_DOKUMEN_:
=-=-=-=-=
Suara.com - Catatan resmi Komnas HAM, ada 700 orang yang mengalami kekerasan selama setahun Jokowi jadi Presiden. Mereka ditangkap tanpa alasan, dianiaya, dan disiksa. Jokowi dinilai belum mampu menangani pelanggaran HAM di Bumi Cenderawasih itu sesuai janji-jajinya.
Ironisnya pelaku pelanggaran HAM itu mengarah ke tentara dan polisi yang ditempatkan di sana. Misal saja, ada 60 anak di Kabupaten Nduga meninggal misterius tanpa penanganan lanjutan. Itu catatan Komnas HAM.
‘Duel’ penegak hukum dan warga Papua pun sering terjadi. Sebut saja kasus penembakan dan pembunuhan aktivis di Kabupaten Yahukimo pada 20 Mare, penembakan di Kabupaten Dogiyai pada 25 Juni, bentrok di Kabupaten Tolikara pada 17 Juli, dan penembakan di Kabupaten Timika pada 28 Agustus.
Di balik fakta tersebut, pemerintah membela diri sudah memberikan Papua keistimewaan dan memberikan prioritas pembangunan. Pemerintah memberikan dana otonomi khusus untuk Papua di 2015 sebesar Rp7 triliun. Tahun besok akan dinaikan menjadi Rp7,765 triliun. Sebesar Rp 5,435 triliun untuk Provinsi Papua dan Rp2,329 triliun untuk Provinsi Papua Barat. Untuk ‘mencairkan’ ketegangan di Papua, Presiden Joko Widodo juga membebasan tahan politik dan narapidana politik di Papua.
Aktivis sekaligus pengacara korban hak asasi manusia, Latifah Anum Siregar menganalisa jika pemberian dana otsus itu sia-sia. Begitu juga dengan pemberian grasi. Sebab lebih banyak yang ditangkap daripada yang dibebaskan. Mereka kebanyakan dituduh makar.
=-=-=-=-=
_DATA_:
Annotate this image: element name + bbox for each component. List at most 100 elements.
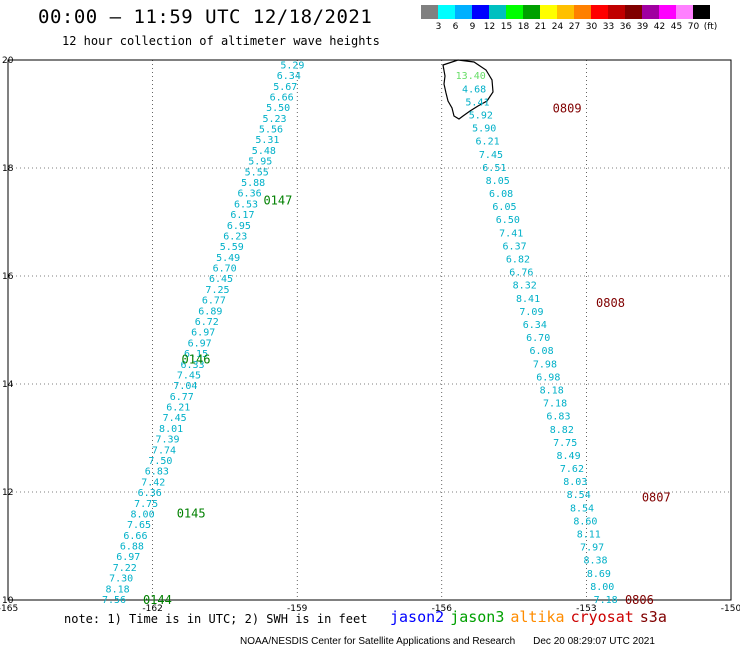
=-=-=-=-=
_TUGAS_:
(1) Ringkas paragraf yang diawali "Di balik fakta tersebut" dari artikel tentang pelanggaran HAM di Papua menjadi daftar poin, dengan tetap memuat fakta-fakta utamanya.
(2) Tuliskan lanjutan artikel tentang pelanggaran HAM di Papua, mulai setelah kalimat terakhirnya.
Baris-baris data ini tidak ada hubungannya dengan artikel.

_JAWABAN LATIHAN_:
(1)
- Pemerintah membela diri dengan menyatakan telah memberi Papua keistimewaan dan prioritas pembangunan.
- Dana otonomi khusus untuk Papua pada 2015 sebesar Rp7 triliun.
- Tahun berikutnya dana itu dinaikkan menjadi Rp7,765 triliun: Rp5,435 triliun untuk Provinsi Papua dan Rp2,329 triliun untuk Provinsi Papua Barat.
- Untuk meredakan ketegangan, Presiden Joko Widodo membebaskan tahanan politik dan narapidana politik di Papua.

(2)
Anum menelisi dari kacamata penduduk Papua asli. Perempuan kelahiran Jayapura itu puluhan tahun berkecimpung di dunia pergerakan di Papua. Dia tahu persis A-Z persoalan di Papua. Anum sudah mendampingi puluhan korban HAM di sana. Salah satunya, tokoh Papua yang dituduh makar, Theys Hiyo Eluay.
Atas dedikasinya membela HAM di sana, dia pernah mendapatkan penghargaan bergengsi internasional. Dia pernah dinobatkan sebagai Woman Peacemaker tahun 2007 dari Institue Peace and Justice Joan B. Kroch Universitas San Diego, Amerika Serikat.
Terakhir, perempuan yang menetap di Papua itu mendapatkan sebuah penghargaan penegakan HAM bergengsi dari Korea Selatan, Gwangju Prize for Human Rights 2015. Perjuangan Anum di penegakan HAM disejajarkan dengan Xanana Gusmao dan Aung San Suu Kyi, serta ke-13 tokoh dunia lain.
Sebenarnya apa yang terjadi di Papua, hingga kekerasan di sana tidak kunjung berhenti? Apa juga solusi terbaik untuk menghentikan pelanggaran HAM di sana?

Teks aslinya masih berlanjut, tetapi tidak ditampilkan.